**Stated exercise**
Give the entries again exactly, every one of them.

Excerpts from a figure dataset
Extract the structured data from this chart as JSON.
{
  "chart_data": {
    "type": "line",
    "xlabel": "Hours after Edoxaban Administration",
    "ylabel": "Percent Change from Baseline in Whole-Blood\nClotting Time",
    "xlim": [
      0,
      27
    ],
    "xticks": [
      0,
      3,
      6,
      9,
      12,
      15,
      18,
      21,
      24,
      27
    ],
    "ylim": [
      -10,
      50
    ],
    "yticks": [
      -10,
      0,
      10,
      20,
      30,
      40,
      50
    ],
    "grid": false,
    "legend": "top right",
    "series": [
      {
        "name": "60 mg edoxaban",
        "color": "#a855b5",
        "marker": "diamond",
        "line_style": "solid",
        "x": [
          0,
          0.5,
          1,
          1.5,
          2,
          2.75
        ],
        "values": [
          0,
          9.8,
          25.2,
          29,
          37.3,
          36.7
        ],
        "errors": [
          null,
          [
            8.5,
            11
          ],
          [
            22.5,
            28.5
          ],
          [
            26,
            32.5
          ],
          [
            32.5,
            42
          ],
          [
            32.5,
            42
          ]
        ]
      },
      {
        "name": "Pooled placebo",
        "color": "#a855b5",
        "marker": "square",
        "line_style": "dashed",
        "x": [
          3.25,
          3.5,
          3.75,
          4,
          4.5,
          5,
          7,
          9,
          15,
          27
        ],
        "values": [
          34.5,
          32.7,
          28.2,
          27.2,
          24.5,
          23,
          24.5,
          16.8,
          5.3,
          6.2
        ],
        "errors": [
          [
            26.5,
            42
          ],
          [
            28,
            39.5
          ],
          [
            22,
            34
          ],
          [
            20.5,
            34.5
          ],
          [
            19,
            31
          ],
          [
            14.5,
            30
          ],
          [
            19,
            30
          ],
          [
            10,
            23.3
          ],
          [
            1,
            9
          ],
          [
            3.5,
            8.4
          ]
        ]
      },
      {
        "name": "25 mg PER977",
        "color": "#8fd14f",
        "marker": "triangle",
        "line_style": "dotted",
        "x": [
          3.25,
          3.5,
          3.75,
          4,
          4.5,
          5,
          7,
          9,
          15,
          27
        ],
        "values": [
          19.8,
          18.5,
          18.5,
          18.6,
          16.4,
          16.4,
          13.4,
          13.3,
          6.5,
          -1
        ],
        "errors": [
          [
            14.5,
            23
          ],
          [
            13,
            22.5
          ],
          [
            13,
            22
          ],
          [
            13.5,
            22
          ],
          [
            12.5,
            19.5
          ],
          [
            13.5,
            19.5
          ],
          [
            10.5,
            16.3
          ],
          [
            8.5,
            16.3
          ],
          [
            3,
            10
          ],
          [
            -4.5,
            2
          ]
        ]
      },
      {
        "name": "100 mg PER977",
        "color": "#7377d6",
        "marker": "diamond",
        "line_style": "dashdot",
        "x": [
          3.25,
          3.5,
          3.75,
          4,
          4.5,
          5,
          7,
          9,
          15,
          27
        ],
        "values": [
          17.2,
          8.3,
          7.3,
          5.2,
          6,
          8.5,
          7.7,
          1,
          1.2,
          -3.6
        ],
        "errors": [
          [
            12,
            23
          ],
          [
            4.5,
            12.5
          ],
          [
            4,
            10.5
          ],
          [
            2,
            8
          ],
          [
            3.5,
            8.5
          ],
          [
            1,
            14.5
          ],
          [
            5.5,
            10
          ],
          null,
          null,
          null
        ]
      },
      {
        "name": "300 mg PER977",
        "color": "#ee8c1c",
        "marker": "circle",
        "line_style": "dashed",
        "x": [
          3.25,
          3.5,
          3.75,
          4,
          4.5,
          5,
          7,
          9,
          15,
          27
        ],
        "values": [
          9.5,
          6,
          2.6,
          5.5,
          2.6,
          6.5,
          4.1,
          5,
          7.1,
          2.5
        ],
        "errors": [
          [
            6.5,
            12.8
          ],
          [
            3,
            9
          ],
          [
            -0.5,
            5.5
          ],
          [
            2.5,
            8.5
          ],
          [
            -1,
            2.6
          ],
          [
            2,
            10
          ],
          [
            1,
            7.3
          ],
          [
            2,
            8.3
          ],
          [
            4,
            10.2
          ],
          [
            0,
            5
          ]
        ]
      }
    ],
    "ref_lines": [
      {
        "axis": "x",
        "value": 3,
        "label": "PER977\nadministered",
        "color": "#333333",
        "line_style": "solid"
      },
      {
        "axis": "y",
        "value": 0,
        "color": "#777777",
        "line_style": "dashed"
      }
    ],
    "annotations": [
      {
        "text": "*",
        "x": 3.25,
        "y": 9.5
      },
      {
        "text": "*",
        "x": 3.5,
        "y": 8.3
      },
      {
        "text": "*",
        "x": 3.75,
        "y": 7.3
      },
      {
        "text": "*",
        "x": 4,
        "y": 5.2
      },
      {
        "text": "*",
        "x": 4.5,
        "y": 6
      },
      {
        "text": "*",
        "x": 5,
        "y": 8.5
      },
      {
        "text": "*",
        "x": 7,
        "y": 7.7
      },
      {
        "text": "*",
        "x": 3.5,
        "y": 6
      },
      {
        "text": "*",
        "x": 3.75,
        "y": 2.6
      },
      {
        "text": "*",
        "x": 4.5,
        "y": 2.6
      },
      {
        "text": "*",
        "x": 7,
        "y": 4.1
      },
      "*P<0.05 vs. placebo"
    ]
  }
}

**Task solution**
Extract the structured data from this chart as JSON.
{
  "chart_data": {
    "type": "line",
    "xlabel": "Hours after Edoxaban Administration",
    "ylabel": "Percent Change from Baseline in Whole-Blood\nClotting Time",
    "xlim": [
      0,
      27
    ],
    "xticks": [
      0,
      3,
      6,
      9,
      12,
      15,
      18,
      21,
      24,
      27
    ],
    "ylim": [
      -10,
      50
    ],
    "yticks": [
      -10,
      0,
      10,
      20,
      30,
      40,
      50
    ],
    "grid": false,
    "legend": "top right",
    "series": [
      {
        "name": "60 mg edoxaban",
        "color": "#a855b5",
        "marker": "diamond",
        "line_style": "solid",
        "x": [
          0,
          0.5,
          1,
          1.5,
          2,
          2.75
        ],
        "values": [
          0,
          9.8,
          25.2,
          29,
          37.3,
          36.7
        ],
        "errors": [
          null,
          [
            8.5,
            11
          ],
          [
            22.5,
            28.5
          ],
          [
            26,
            32.5
          ],
          [
            32.5,
            42
          ],
          [
            32.5,
            42
          ]
        ]
      },
      {
        "name": "Pooled placebo",
        "color": "#a855b5",
        "marker": "square",
        "line_style": "dashed",
        "x": [
          3.25,
          3.5,
          3.75,
          4,
          4.5,
          5,
          7,
          9,
          15,
          27
        ],
        "values": [
          34.5,
          32.7,
          28.2,
          27.2,
          24.5,
          23,
          24.5,
          16.8,
          5.3,
          6.2
        ],
        "errors": [
          [
            26.5,
            42
          ],
          [
            28,
            39.5
          ],
          [
            22,
            34
          ],
          [
            20.5,
            34.5
          ],
          [
            19,
            31
          ],
          [
            14.5,
            30
          ],
          [
            19,
            30
          ],
          [
            10,
            23.3
          ],
          [
            1,
            9
          ],
          [
            3.5,
            8.4
          ]
        ]
      },
      {
        "name": "25 mg PER977",
        "color": "#8fd14f",
        "marker": "triangle",
        "line_style": "dotted",
        "x": [
          3.25,
          3.5,
          3.75,
          4,
          4.5,
          5,
          7,
          9,
          15,
          27
        ],
        "values": [
          19.8,
          18.5,
          18.5,
          18.6,
          16.4,
          16.4,
          13.4,
          13.3,
          6.5,
          -1
        ],
        "errors": [
          [
            14.5,
            23
          ],
          [
            13,
            22.5
          ],
          [
            13,
            22
          ],
          [
            13.5,
            22
          ],
          [
            12.5,
            19.5
          ],
          [
            13.5,
            19.5
          ],
          [
            10.5,
            16.3
          ],
          [
            8.5,
            16.3
          ],
          [
            3,
            10
          ],
          [
            -4.5,
            2
          ]
        ]
      },
      {
        "name": "100 mg PER977",
        "color": "#7377d6",
        "marker": "diamond",
        "line_style": "dashdot",
        "x": [
          3.25,
          3.5,
          3.75,
          4,
          4.5,
          5,
          7,
          9,
          15,
          27
        ],
        "values": [
          17.2,
          8.3,
          7.3,
          5.2,
          6,
          8.5,
          7.7,
          1,
          1.2,
          -3.6
        ],
        "errors": [
          [
            12,
            23
          ],
          [
            4.5,
            12.5
          ],
          [
            4,
            10.5
          ],
          [
            2,
            8
          ],
          [
            3.5,
            8.5
          ],
          [
            1,
            14.5
          ],
          [
            5.5,
            10
          ],
          null,
          null,
          null
        ]
      },
      {
        "name": "300 mg PER977",
        "color": "#ee8c1c",
        "marker": "circle",
        "line_style": "dashed",
        "x": [
          3.25,
          3.5,
          3.75,
          4,
          4.5,
          5,
          7,
          9,
          15,
          27
        ],
        "values": [
          9.5,
          6,
          2.6,
          5.5,
          2.6,
          6.5,
          4.1,
          5,
          7.1,
          2.5
        ],
        "errors": [
          [
            6.5,
            12.8
          ],
          [
            3,
            9
          ],
          [
            -0.5,
            5.5
          ],
          [
            2.5,
            8.5
          ],
          [
            -1,
            2.6
          ],
          [
            2,
            10
          ],
          [
            1,
            7.3
          ],
          [
            2,
            8.3
          ],
          [
            4,
            10.2
          ],
          [
            0,
            5
          ]
        ]
      }
    ],
    "ref_lines": [
      {
        "axis": "x",
        "value": 3,
        "label": "PER977\nadministered",
        "color": "#333333",
        "line_style": "solid"
      },
      {
        "axis": "y",
        "value": 0,
        "color": "#777777",
        "line_style": "dashed"
      }
    ],
    "annotations": [
      {
        "text": "*",
        "x": 3.25,
        "y": 9.5
      },
      {
        "text": "*",
        "x": 3.5,
        "y": 8.3
      },
      {
        "text": "*",
        "x": 3.75,
        "y": 7.3
      },
      {
        "text": "*",
        "x": 4,
        "y": 5.2
      },
      {
        "text": "*",
        "x": 4.5,
        "y": 6
      },
      {
        "text": "*",
        "x": 5,
        "y": 8.5
      },
      {
        "text": "*",
        "x": 7,
        "y": 7.7
      },
      {
        "text": "*",
        "x": 3.5,
        "y": 6
      },
      {
        "text": "*",
        "x": 3.75,
        "y": 2.6
      },
      {
        "text": "*",
        "x": 4.5,
        "y": 2.6
      },
      {
        "text": "*",
        "x": 7,
        "y": 4.1
      },
      "*P<0.05 vs. placebo"
    ]
  }
}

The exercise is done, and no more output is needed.